- [Instructions for the task]: Pictures do not belong in the copy, so please give every entry below again exactly.
--
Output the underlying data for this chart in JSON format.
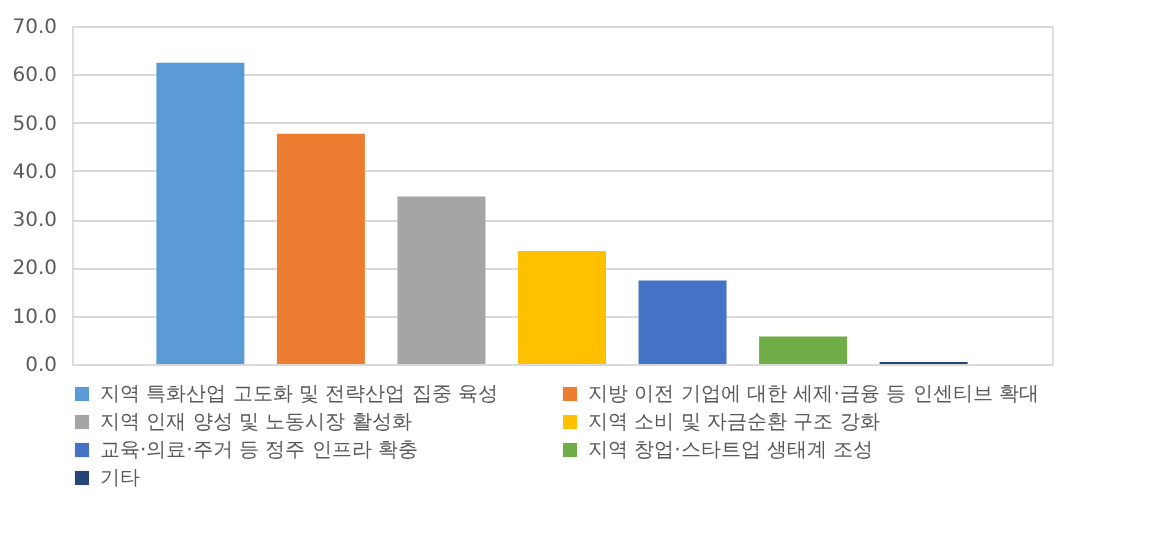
{
  "chart_data": {
    "type": "bar",
    "categories": [
      null
    ],
    "series": [
      {
        "name": "지역 특화산업 고도화 및 전략산업 집중 육성",
        "color": "#5b9bd5",
        "values": [
          62.4
        ]
      },
      {
        "name": "지방 이전 기업에 대한 세제·금융 등 인센티브 확대",
        "color": "#ed7d31",
        "values": [
          47.7
        ]
      },
      {
        "name": "지역 인재 양성 및 노동시장 활성화",
        "color": "#a5a5a5",
        "values": [
          34.7
        ]
      },
      {
        "name": "지역 소비 및 자금순환 구조 강화",
        "color": "#ffc000",
        "values": [
          23.4
        ]
      },
      {
        "name": "교육·의료·주거 등 정주 인프라 확충",
        "color": "#4472c4",
        "values": [
          17.3
        ]
      },
      {
        "name": "지역 창업·스타트업 생태계 조성",
        "color": "#70ad47",
        "values": [
          5.7
        ]
      },
      {
        "name": "기타",
        "color": "#264478",
        "values": [
          0.4
        ]
      }
    ],
    "ylim": [
      0,
      70
    ],
    "yticks": [
      {
        "value": 0,
        "label": "0.0"
      },
      {
        "value": 10,
        "label": "10.0"
      },
      {
        "value": 20,
        "label": "20.0"
      },
      {
        "value": 30,
        "label": "30.0"
      },
      {
        "value": 40,
        "label": "40.0"
      },
      {
        "value": 50,
        "label": "50.0"
      },
      {
        "value": 60,
        "label": "60.0"
      },
      {
        "value": 70,
        "label": "70.0"
      }
    ],
    "grid": "y",
    "legend": "bottom",
    "tick_labels": "y"
  }
}
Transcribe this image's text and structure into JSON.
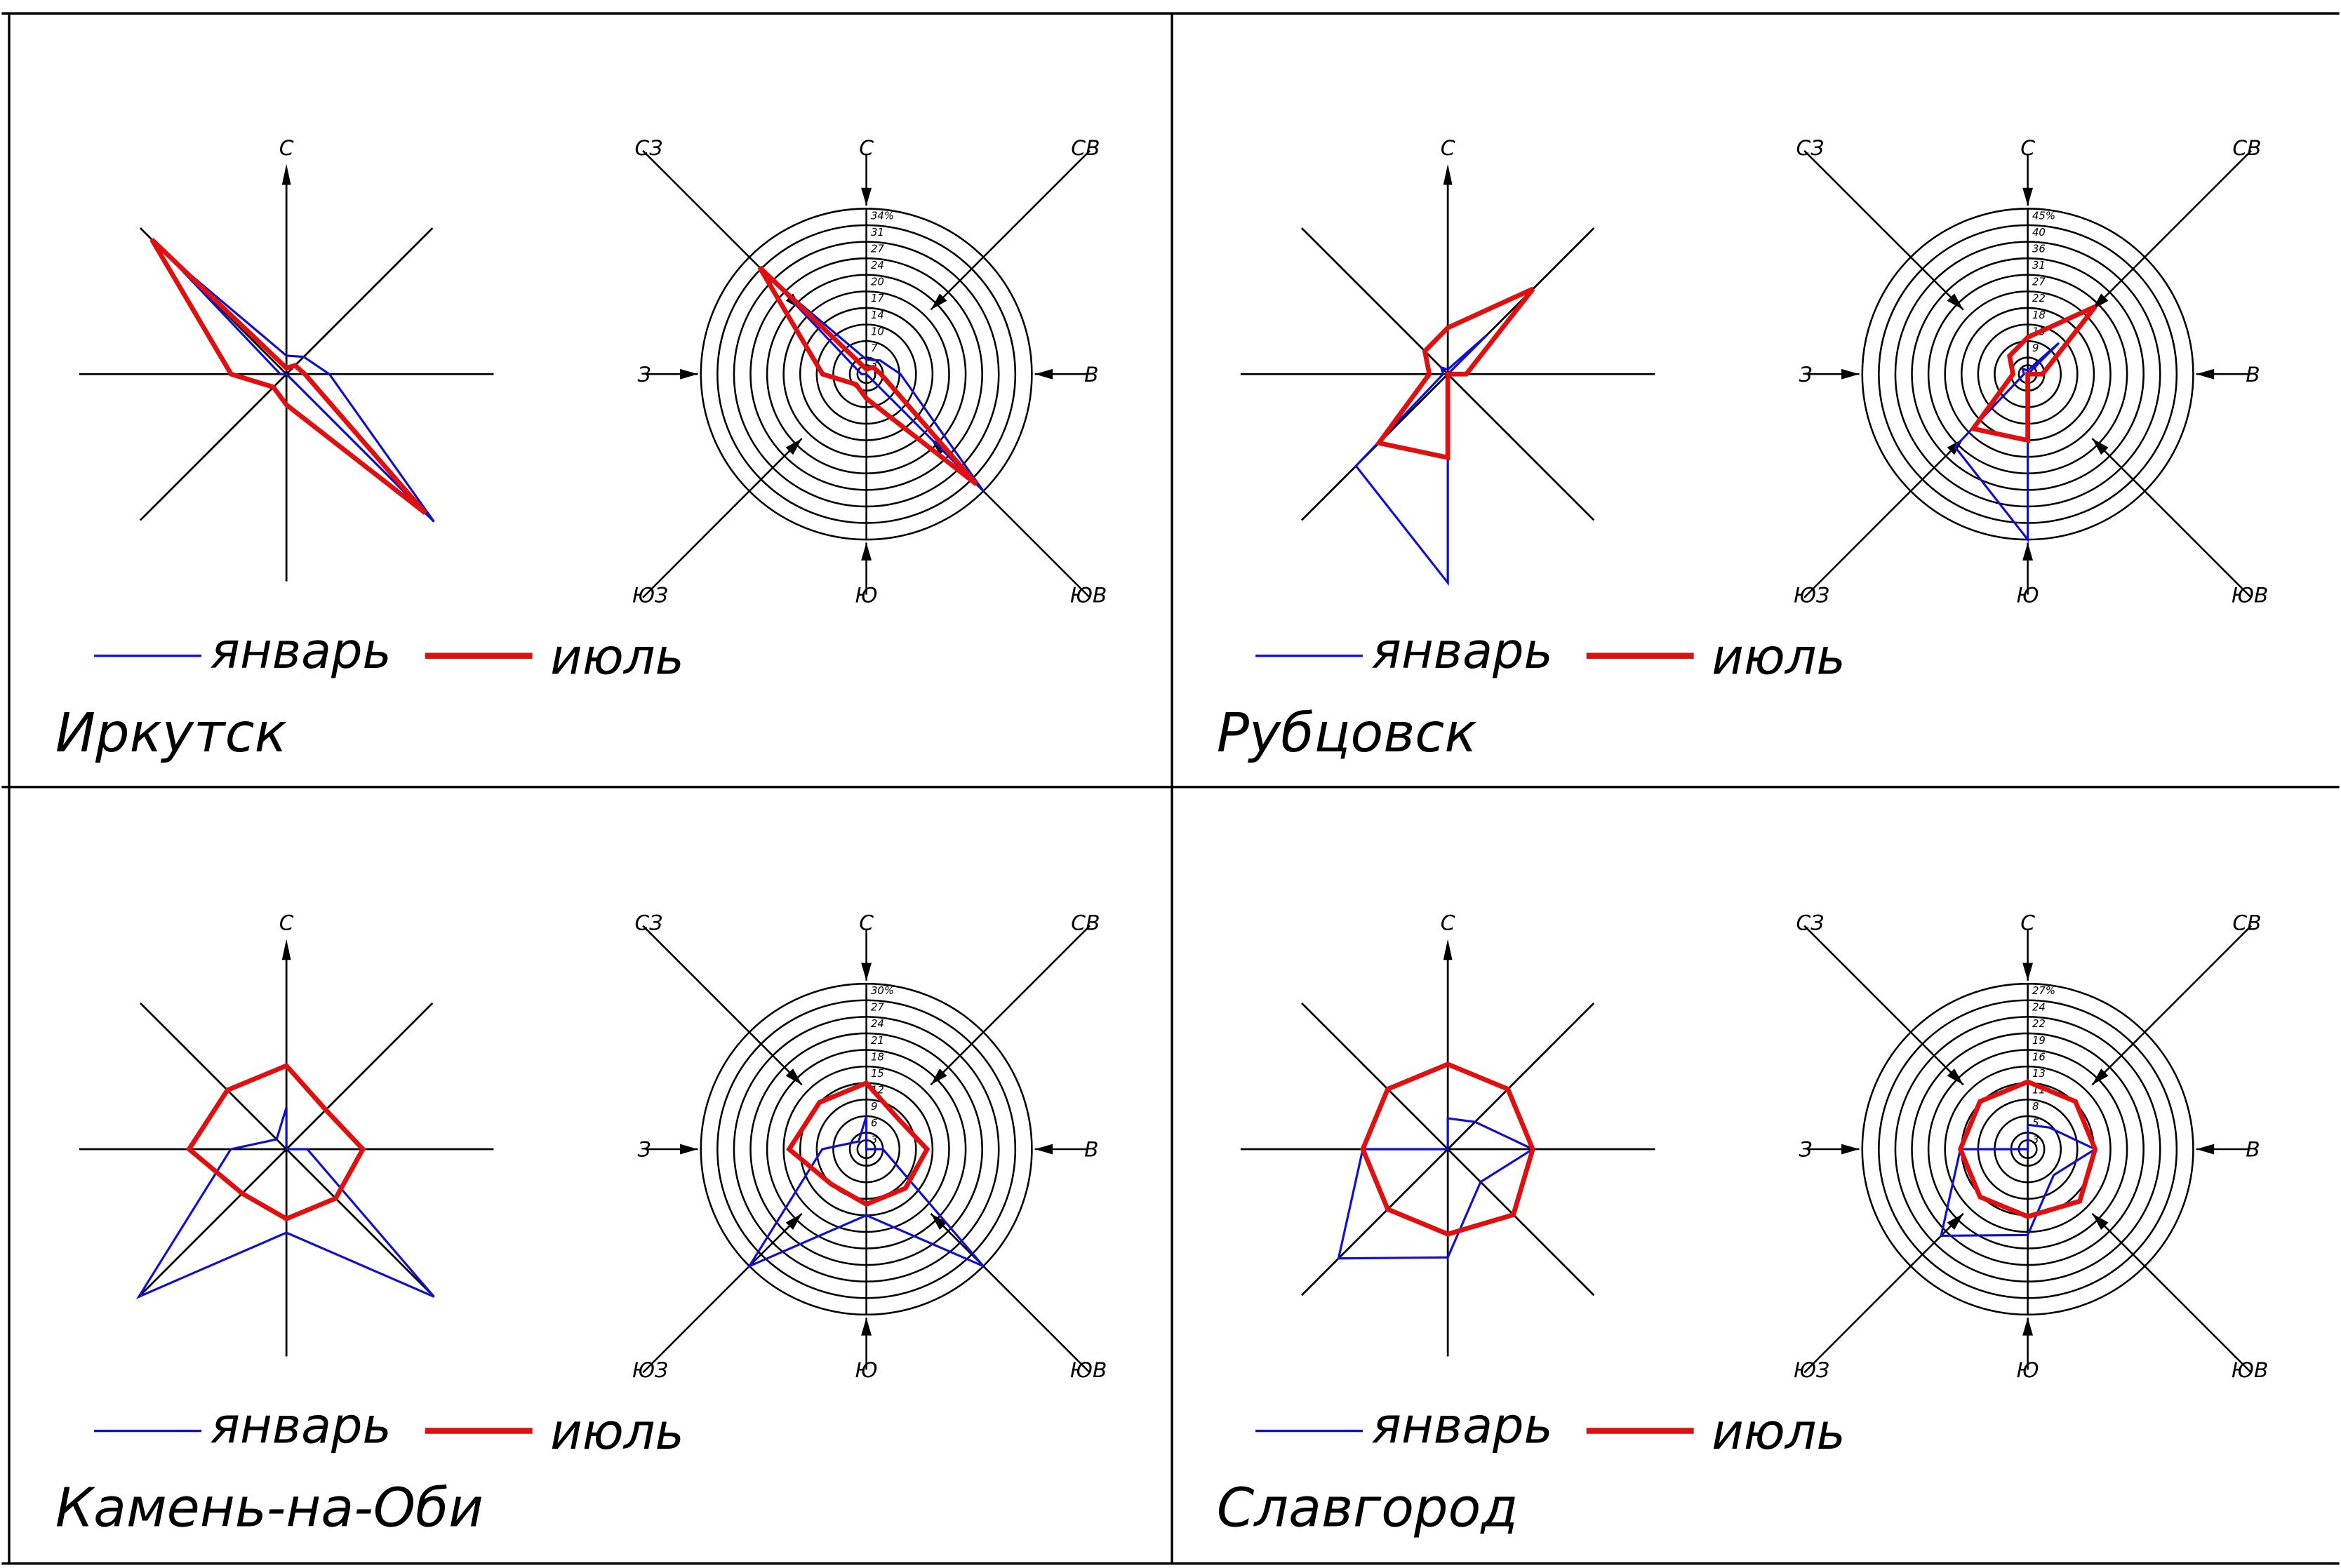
{
  "legend": {
    "january": "январь",
    "july": "июль"
  },
  "directions": [
    "С",
    "СВ",
    "В",
    "ЮВ",
    "Ю",
    "ЮЗ",
    "З",
    "СЗ"
  ],
  "colors": {
    "january": "#1111cc",
    "july": "#e01010",
    "lines": "#000000"
  },
  "chart_data": [
    {
      "type": "radar",
      "title": "Иркутск",
      "directions": [
        "С",
        "СВ",
        "В",
        "ЮВ",
        "Ю",
        "ЮЗ",
        "З",
        "СЗ"
      ],
      "rings": [
        "3",
        "7",
        "10",
        "14",
        "17",
        "20",
        "24",
        "27",
        "31",
        "34%"
      ],
      "max": 34,
      "series": [
        {
          "name": "январь",
          "values": [
            3,
            4,
            7,
            34,
            0,
            0,
            1,
            27
          ]
        },
        {
          "name": "июль",
          "values": [
            1,
            2,
            3,
            32,
            5,
            3,
            9,
            31
          ]
        }
      ]
    },
    {
      "type": "radar",
      "title": "Рубцовск",
      "directions": [
        "С",
        "СВ",
        "В",
        "ЮВ",
        "Ю",
        "ЮЗ",
        "З",
        "СЗ"
      ],
      "rings": [
        "4",
        "9",
        "13",
        "18",
        "22",
        "27",
        "31",
        "36",
        "40",
        "45%"
      ],
      "max": 45,
      "series": [
        {
          "name": "январь",
          "values": [
            1,
            12,
            0,
            0,
            45,
            28,
            1,
            2
          ]
        },
        {
          "name": "июль",
          "values": [
            10,
            26,
            4,
            0,
            18,
            21,
            4,
            7
          ]
        }
      ]
    },
    {
      "type": "radar",
      "title": "Камень-на-Оби",
      "directions": [
        "С",
        "СВ",
        "В",
        "ЮВ",
        "Ю",
        "ЮЗ",
        "З",
        "СЗ"
      ],
      "rings": [
        "3",
        "6",
        "9",
        "12",
        "15",
        "18",
        "21",
        "24",
        "27",
        "30%"
      ],
      "max": 30,
      "series": [
        {
          "name": "январь",
          "values": [
            6,
            0,
            3,
            30,
            12,
            30,
            8,
            2
          ]
        },
        {
          "name": "июль",
          "values": [
            12,
            8,
            11,
            10,
            10,
            9,
            14,
            12
          ]
        }
      ]
    },
    {
      "type": "radar",
      "title": "Славгород",
      "directions": [
        "С",
        "СВ",
        "В",
        "ЮВ",
        "Ю",
        "ЮЗ",
        "З",
        "СЗ"
      ],
      "rings": [
        "3",
        "5",
        "8",
        "11",
        "13",
        "16",
        "19",
        "22",
        "24",
        "27%"
      ],
      "max": 27,
      "series": [
        {
          "name": "январь",
          "values": [
            4,
            5,
            11,
            6,
            14,
            20,
            11,
            0
          ]
        },
        {
          "name": "июль",
          "values": [
            11,
            11,
            11,
            12,
            11,
            11,
            11,
            11
          ]
        }
      ]
    }
  ]
}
--
- [Written answer]:
Output the underlying data for this chart in JSON format.
{
  "chart_data": {
    "type": "bar",
    "categories": [
      null
    ],
    "series": [
      {
        "name": "지역 특화산업 고도화 및 전략산업 집중 육성",
        "color": "#5b9bd5",
        "values": [
          62.4
        ]
      },
      {
        "name": "지방 이전 기업에 대한 세제·금융 등 인센티브 확대",
        "color": "#ed7d31",
        "values": [
          47.7
        ]
      },
      {
        "name": "지역 인재 양성 및 노동시장 활성화",
        "color": "#a5a5a5",
        "values": [
          34.7
        ]
      },
      {
        "name": "지역 소비 및 자금순환 구조 강화",
        "color": "#ffc000",
        "values": [
          23.4
        ]
      },
      {
        "name": "교육·의료·주거 등 정주 인프라 확충",
        "color": "#4472c4",
        "values": [
          17.3
        ]
      },
      {
        "name": "지역 창업·스타트업 생태계 조성",
        "color": "#70ad47",
        "values": [
          5.7
        ]
      },
      {
        "name": "기타",
        "color": "#264478",
        "values": [
          0.4
        ]
      }
    ],
    "ylim": [
      0,
      70
    ],
    "yticks": [
      {
        "value": 0,
        "label": "0.0"
      },
      {
        "value": 10,
        "label": "10.0"
      },
      {
        "value": 20,
        "label": "20.0"
      },
      {
        "value": 30,
        "label": "30.0"
      },
      {
        "value": 40,
        "label": "40.0"
      },
      {
        "value": 50,
        "label": "50.0"
      },
      {
        "value": 60,
        "label": "60.0"
      },
      {
        "value": 70,
        "label": "70.0"
      }
    ],
    "grid": "y",
    "legend": "bottom",
    "tick_labels": "y"
  }
}
Transcribe this image's text and structure into JSON.
{
  "legend": {
    "january": "январь",
    "july": "июль"
  },
  "directions": [
    "С",
    "СВ",
    "В",
    "ЮВ",
    "Ю",
    "ЮЗ",
    "З",
    "СЗ"
  ],
  "colors": {
    "january": "#1111cc",
    "july": "#e01010",
    "lines": "#000000"
  },
  "chart_data": [
    {
      "type": "radar",
      "title": "Иркутск",
      "directions": [
        "С",
        "СВ",
        "В",
        "ЮВ",
        "Ю",
        "ЮЗ",
        "З",
        "СЗ"
      ],
      "rings": [
        "3",
        "7",
        "10",
        "14",
        "17",
        "20",
        "24",
        "27",
        "31",
        "34%"
      ],
      "max": 34,
      "series": [
        {
          "name": "январь",
          "values": [
            3,
            4,
            7,
            34,
            0,
            0,
            1,
            27
          ]
        },
        {
          "name": "июль",
          "values": [
            1,
            2,
            3,
            32,
            5,
            3,
            9,
            31
          ]
        }
      ]
    },
    {
      "type": "radar",
      "title": "Рубцовск",
      "directions": [
        "С",
        "СВ",
        "В",
        "ЮВ",
        "Ю",
        "ЮЗ",
        "З",
        "СЗ"
      ],
      "rings": [
        "4",
        "9",
        "13",
        "18",
        "22",
        "27",
        "31",
        "36",
        "40",
        "45%"
      ],
      "max": 45,
      "series": [
        {
          "name": "январь",
          "values": [
            1,
            12,
            0,
            0,
            45,
            28,
            1,
            2
          ]
        },
        {
          "name": "июль",
          "values": [
            10,
            26,
            4,
            0,
            18,
            21,
            4,
            7
          ]
        }
      ]
    },
    {
      "type": "radar",
      "title": "Камень-на-Оби",
      "directions": [
        "С",
        "СВ",
        "В",
        "ЮВ",
        "Ю",
        "ЮЗ",
        "З",
        "СЗ"
      ],
      "rings": [
        "3",
        "6",
        "9",
        "12",
        "15",
        "18",
        "21",
        "24",
        "27",
        "30%"
      ],
      "max": 30,
      "series": [
        {
          "name": "январь",
          "values": [
            6,
            0,
            3,
            30,
            12,
            30,
            8,
            2
          ]
        },
        {
          "name": "июль",
          "values": [
            12,
            8,
            11,
            10,
            10,
            9,
            14,
            12
          ]
        }
      ]
    },
    {
      "type": "radar",
      "title": "Славгород",
      "directions": [
        "С",
        "СВ",
        "В",
        "ЮВ",
        "Ю",
        "ЮЗ",
        "З",
        "СЗ"
      ],
      "rings": [
        "3",
        "5",
        "8",
        "11",
        "13",
        "16",
        "19",
        "22",
        "24",
        "27%"
      ],
      "max": 27,
      "series": [
        {
          "name": "январь",
          "values": [
            4,
            5,
            11,
            6,
            14,
            20,
            11,
            0
          ]
        },
        {
          "name": "июль",
          "values": [
            11,
            11,
            11,
            12,
            11,
            11,
            11,
            11
          ]
        }
      ]
    }
  ]
}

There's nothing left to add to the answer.